(Data excerpts)
■ ■ ■ ■ ■ ■ ■

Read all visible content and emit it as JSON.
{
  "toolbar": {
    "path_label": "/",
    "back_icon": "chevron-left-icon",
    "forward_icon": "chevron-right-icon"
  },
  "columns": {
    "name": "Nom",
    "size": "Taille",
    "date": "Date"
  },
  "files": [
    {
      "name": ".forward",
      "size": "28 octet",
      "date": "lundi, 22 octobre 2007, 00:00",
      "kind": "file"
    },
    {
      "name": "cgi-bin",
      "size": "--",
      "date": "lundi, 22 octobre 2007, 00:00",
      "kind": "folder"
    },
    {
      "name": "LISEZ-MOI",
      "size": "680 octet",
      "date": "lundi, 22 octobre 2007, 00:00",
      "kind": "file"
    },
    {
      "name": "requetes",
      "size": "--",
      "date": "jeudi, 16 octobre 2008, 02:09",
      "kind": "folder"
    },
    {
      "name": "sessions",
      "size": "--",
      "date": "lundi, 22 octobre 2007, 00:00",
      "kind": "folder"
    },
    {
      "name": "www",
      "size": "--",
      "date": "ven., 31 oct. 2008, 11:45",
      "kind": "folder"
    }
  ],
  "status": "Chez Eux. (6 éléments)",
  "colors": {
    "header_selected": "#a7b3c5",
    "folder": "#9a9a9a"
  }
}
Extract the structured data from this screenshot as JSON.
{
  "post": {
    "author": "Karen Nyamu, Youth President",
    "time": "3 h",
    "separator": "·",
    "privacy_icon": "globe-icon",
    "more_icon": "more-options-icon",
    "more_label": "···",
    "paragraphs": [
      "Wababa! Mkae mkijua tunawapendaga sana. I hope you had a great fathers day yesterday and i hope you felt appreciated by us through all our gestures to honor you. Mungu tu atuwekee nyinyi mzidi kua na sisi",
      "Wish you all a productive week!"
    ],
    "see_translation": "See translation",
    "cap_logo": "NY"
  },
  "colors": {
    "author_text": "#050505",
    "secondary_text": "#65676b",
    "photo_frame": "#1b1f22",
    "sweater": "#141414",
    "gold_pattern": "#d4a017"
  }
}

■ ■ ■ ■ ■ ■ ■

• WHAT YOU HAVE TO DO
Using the entries above, find all lines with "chevron". Copy them.

• PROBLEM SOLUTION
    "back_icon": "chevron-left-icon",
    "forward_icon": "chevron-right-icon"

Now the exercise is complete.